* **Given data**
▽

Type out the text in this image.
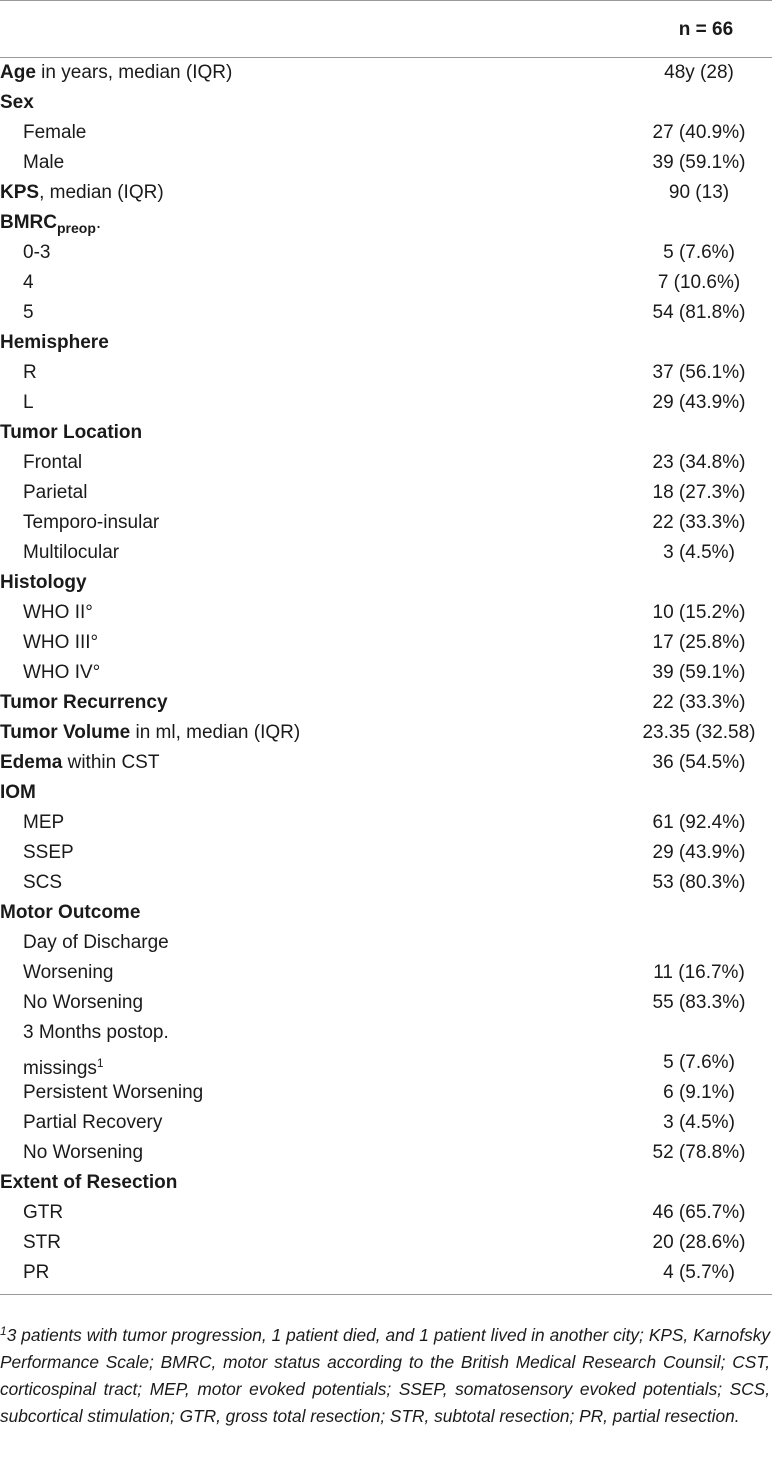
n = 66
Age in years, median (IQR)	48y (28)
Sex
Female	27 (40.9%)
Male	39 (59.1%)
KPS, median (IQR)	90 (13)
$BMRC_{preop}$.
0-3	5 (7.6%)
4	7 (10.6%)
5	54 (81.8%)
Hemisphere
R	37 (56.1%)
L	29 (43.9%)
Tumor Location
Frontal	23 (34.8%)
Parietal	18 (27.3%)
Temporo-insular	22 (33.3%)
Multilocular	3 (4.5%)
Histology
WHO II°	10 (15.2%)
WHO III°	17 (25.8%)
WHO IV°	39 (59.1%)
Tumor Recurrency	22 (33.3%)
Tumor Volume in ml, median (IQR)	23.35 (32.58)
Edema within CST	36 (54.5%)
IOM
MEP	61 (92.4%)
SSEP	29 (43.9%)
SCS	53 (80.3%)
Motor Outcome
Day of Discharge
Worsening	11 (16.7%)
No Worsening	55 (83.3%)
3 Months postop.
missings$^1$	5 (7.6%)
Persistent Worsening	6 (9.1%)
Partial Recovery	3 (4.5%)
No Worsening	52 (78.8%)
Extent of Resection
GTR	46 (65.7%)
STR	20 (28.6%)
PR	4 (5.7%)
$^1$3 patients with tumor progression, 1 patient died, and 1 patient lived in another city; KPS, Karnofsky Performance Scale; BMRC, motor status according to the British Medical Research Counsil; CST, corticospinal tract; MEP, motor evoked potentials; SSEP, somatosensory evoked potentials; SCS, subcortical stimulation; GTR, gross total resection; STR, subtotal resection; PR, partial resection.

△
▽

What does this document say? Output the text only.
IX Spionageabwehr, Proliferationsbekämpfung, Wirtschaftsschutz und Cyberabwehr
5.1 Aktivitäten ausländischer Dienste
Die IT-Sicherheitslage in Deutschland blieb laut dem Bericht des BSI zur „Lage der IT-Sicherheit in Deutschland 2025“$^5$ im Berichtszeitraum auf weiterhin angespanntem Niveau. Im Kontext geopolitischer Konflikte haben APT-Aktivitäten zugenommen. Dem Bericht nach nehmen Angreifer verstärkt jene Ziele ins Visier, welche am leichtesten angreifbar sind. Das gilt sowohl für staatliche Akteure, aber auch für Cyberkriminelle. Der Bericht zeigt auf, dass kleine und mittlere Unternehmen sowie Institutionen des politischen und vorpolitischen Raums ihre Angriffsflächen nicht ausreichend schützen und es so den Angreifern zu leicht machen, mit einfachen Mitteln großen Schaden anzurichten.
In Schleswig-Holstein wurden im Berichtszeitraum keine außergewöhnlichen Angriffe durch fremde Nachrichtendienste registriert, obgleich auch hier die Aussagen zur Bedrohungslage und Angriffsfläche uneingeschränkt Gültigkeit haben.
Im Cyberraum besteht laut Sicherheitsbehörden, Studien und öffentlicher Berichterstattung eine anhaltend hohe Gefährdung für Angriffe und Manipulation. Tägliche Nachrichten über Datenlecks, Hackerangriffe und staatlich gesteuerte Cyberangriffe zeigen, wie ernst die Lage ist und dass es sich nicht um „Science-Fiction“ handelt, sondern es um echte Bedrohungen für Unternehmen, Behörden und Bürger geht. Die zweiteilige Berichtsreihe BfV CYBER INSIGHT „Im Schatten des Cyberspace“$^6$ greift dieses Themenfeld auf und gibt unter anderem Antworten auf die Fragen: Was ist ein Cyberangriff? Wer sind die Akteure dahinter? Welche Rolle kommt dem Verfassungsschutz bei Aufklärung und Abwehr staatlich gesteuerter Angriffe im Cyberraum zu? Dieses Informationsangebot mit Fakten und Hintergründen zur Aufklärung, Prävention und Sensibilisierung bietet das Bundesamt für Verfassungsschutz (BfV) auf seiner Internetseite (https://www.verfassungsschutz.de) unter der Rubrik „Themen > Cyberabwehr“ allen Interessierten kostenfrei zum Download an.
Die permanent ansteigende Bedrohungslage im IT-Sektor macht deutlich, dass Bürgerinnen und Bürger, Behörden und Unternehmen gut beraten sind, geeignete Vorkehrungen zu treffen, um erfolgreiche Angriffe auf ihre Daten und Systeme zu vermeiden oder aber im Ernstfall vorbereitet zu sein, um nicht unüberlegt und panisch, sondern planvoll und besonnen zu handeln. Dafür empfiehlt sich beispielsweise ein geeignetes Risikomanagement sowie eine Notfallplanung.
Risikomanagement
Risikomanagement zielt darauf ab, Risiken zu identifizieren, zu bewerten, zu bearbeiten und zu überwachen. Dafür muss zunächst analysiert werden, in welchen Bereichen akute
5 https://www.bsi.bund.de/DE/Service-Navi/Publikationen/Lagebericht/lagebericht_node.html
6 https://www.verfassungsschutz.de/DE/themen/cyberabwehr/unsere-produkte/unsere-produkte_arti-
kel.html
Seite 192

△

* **Aim of the task**
Look over the entries above. Copy every line that contains the word "this".

* **Answer for the task**
Type out the text in this image.
What does this document say? Output the text only.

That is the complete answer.